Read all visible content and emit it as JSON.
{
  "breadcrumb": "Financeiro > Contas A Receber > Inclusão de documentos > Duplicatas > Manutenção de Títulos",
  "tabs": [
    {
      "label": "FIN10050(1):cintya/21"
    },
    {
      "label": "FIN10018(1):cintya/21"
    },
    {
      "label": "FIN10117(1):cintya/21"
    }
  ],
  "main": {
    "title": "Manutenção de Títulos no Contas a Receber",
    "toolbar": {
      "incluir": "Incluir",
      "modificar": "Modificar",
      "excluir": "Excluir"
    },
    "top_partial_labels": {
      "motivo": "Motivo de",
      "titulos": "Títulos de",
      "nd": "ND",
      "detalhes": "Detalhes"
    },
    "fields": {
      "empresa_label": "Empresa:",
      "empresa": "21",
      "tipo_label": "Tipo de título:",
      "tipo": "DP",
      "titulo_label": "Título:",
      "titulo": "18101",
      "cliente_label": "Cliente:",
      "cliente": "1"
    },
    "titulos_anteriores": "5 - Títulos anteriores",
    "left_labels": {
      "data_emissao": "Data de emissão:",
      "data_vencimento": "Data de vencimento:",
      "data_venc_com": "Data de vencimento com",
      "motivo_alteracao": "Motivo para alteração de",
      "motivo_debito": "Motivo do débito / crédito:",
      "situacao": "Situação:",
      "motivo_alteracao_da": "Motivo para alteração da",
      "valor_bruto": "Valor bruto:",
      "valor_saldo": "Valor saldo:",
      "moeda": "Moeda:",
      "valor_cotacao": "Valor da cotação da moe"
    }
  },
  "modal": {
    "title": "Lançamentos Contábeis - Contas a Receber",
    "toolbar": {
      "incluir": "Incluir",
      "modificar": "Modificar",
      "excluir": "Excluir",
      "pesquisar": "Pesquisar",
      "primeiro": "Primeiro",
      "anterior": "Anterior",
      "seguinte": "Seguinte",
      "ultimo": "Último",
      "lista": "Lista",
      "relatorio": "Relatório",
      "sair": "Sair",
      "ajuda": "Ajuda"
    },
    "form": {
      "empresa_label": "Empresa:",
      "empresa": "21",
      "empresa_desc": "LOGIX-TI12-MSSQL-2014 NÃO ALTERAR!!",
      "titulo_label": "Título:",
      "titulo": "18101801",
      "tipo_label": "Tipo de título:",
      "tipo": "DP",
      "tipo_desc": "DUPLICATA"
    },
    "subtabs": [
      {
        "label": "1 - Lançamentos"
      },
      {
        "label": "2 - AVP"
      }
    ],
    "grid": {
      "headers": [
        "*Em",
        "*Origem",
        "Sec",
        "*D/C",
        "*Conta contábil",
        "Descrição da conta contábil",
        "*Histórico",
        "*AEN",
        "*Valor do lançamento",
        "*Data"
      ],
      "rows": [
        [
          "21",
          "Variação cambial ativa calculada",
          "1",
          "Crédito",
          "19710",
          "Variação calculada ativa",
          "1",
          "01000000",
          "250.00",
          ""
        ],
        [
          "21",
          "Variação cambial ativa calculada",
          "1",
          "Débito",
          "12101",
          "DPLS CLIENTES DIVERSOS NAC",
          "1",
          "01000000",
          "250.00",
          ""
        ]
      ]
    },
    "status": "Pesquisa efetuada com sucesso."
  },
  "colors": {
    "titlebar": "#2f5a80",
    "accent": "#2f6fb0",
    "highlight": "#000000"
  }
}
+ + + + + + +
_TASK PROMPT_: Send back each record exactly as it stands.

_FINISHED ANSWER_:
Read all visible content and emit it as JSON.
{
  "breadcrumb": "Financeiro > Contas A Receber > Inclusão de documentos > Duplicatas > Manutenção de Títulos",
  "tabs": [
    {
      "label": "FIN10050(1):cintya/21"
    },
    {
      "label": "FIN10018(1):cintya/21"
    },
    {
      "label": "FIN10117(1):cintya/21"
    }
  ],
  "main": {
    "title": "Manutenção de Títulos no Contas a Receber",
    "toolbar": {
      "incluir": "Incluir",
      "modificar": "Modificar",
      "excluir": "Excluir"
    },
    "top_partial_labels": {
      "motivo": "Motivo de",
      "titulos": "Títulos de",
      "nd": "ND",
      "detalhes": "Detalhes"
    },
    "fields": {
      "empresa_label": "Empresa:",
      "empresa": "21",
      "tipo_label": "Tipo de título:",
      "tipo": "DP",
      "titulo_label": "Título:",
      "titulo": "18101",
      "cliente_label": "Cliente:",
      "cliente": "1"
    },
    "titulos_anteriores": "5 - Títulos anteriores",
    "left_labels": {
      "data_emissao": "Data de emissão:",
      "data_vencimento": "Data de vencimento:",
      "data_venc_com": "Data de vencimento com",
      "motivo_alteracao": "Motivo para alteração de",
      "motivo_debito": "Motivo do débito / crédito:",
      "situacao": "Situação:",
      "motivo_alteracao_da": "Motivo para alteração da",
      "valor_bruto": "Valor bruto:",
      "valor_saldo": "Valor saldo:",
      "moeda": "Moeda:",
      "valor_cotacao": "Valor da cotação da moe"
    }
  },
  "modal": {
    "title": "Lançamentos Contábeis - Contas a Receber",
    "toolbar": {
      "incluir": "Incluir",
      "modificar": "Modificar",
      "excluir": "Excluir",
      "pesquisar": "Pesquisar",
      "primeiro": "Primeiro",
      "anterior": "Anterior",
      "seguinte": "Seguinte",
      "ultimo": "Último",
      "lista": "Lista",
      "relatorio": "Relatório",
      "sair": "Sair",
      "ajuda": "Ajuda"
    },
    "form": {
      "empresa_label": "Empresa:",
      "empresa": "21",
      "empresa_desc": "LOGIX-TI12-MSSQL-2014 NÃO ALTERAR!!",
      "titulo_label": "Título:",
      "titulo": "18101801",
      "tipo_label": "Tipo de título:",
      "tipo": "DP",
      "tipo_desc": "DUPLICATA"
    },
    "subtabs": [
      {
        "label": "1 - Lançamentos"
      },
      {
        "label": "2 - AVP"
      }
    ],
    "grid": {
      "headers": [
        "*Em",
        "*Origem",
        "Sec",
        "*D/C",
        "*Conta contábil",
        "Descrição da conta contábil",
        "*Histórico",
        "*AEN",
        "*Valor do lançamento",
        "*Data"
      ],
      "rows": [
        [
          "21",
          "Variação cambial ativa calculada",
          "1",
          "Crédito",
          "19710",
          "Variação calculada ativa",
          "1",
          "01000000",
          "250.00",
          ""
        ],
        [
          "21",
          "Variação cambial ativa calculada",
          "1",
          "Débito",
          "12101",
          "DPLS CLIENTES DIVERSOS NAC",
          "1",
          "01000000",
          "250.00",
          ""
        ]
      ]
    },
    "status": "Pesquisa efetuada com sucesso."
  },
  "colors": {
    "titlebar": "#2f5a80",
    "accent": "#2f6fb0",
    "highlight": "#000000"
  }
}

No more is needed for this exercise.